## [RECORDS SHOWN]
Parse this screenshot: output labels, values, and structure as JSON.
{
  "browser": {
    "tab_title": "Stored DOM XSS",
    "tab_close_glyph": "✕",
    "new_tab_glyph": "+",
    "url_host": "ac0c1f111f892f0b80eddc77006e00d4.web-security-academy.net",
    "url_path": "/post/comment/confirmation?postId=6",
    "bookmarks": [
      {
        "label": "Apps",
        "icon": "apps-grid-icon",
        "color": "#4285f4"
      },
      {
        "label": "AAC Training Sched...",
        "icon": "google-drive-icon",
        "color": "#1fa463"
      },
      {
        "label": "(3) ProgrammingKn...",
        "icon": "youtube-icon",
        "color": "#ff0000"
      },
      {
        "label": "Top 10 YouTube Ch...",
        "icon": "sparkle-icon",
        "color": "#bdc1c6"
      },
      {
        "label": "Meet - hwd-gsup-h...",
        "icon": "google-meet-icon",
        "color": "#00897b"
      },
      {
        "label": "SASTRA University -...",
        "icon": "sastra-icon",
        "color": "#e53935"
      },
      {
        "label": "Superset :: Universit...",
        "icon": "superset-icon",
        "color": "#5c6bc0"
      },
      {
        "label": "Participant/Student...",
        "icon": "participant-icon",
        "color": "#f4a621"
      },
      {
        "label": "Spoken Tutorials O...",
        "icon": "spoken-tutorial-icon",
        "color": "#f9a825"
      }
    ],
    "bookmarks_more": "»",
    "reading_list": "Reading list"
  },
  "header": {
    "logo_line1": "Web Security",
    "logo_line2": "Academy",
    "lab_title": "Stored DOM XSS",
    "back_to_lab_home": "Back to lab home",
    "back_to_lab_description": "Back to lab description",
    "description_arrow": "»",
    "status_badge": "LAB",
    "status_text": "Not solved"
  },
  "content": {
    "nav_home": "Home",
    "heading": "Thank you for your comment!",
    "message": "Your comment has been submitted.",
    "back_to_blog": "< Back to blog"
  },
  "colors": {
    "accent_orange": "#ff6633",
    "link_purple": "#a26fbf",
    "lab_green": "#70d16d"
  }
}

## [TASK INSTRUCTIONS]
Your task is to extract all of the records exactly.

## [RESULT FOR THIS EXERCISE]
Parse this screenshot: output labels, values, and structure as JSON.
{
  "browser": {
    "tab_title": "Stored DOM XSS",
    "tab_close_glyph": "✕",
    "new_tab_glyph": "+",
    "url_host": "ac0c1f111f892f0b80eddc77006e00d4.web-security-academy.net",
    "url_path": "/post/comment/confirmation?postId=6",
    "bookmarks": [
      {
        "label": "Apps",
        "icon": "apps-grid-icon",
        "color": "#4285f4"
      },
      {
        "label": "AAC Training Sched...",
        "icon": "google-drive-icon",
        "color": "#1fa463"
      },
      {
        "label": "(3) ProgrammingKn...",
        "icon": "youtube-icon",
        "color": "#ff0000"
      },
      {
        "label": "Top 10 YouTube Ch...",
        "icon": "sparkle-icon",
        "color": "#bdc1c6"
      },
      {
        "label": "Meet - hwd-gsup-h...",
        "icon": "google-meet-icon",
        "color": "#00897b"
      },
      {
        "label": "SASTRA University -...",
        "icon": "sastra-icon",
        "color": "#e53935"
      },
      {
        "label": "Superset :: Universit...",
        "icon": "superset-icon",
        "color": "#5c6bc0"
      },
      {
        "label": "Participant/Student...",
        "icon": "participant-icon",
        "color": "#f4a621"
      },
      {
        "label": "Spoken Tutorials O...",
        "icon": "spoken-tutorial-icon",
        "color": "#f9a825"
      }
    ],
    "bookmarks_more": "»",
    "reading_list": "Reading list"
  },
  "header": {
    "logo_line1": "Web Security",
    "logo_line2": "Academy",
    "lab_title": "Stored DOM XSS",
    "back_to_lab_home": "Back to lab home",
    "back_to_lab_description": "Back to lab description",
    "description_arrow": "»",
    "status_badge": "LAB",
    "status_text": "Not solved"
  },
  "content": {
    "nav_home": "Home",
    "heading": "Thank you for your comment!",
    "message": "Your comment has been submitted.",
    "back_to_blog": "< Back to blog"
  },
  "colors": {
    "accent_orange": "#ff6633",
    "link_purple": "#a26fbf",
    "lab_green": "#70d16d"
  }
}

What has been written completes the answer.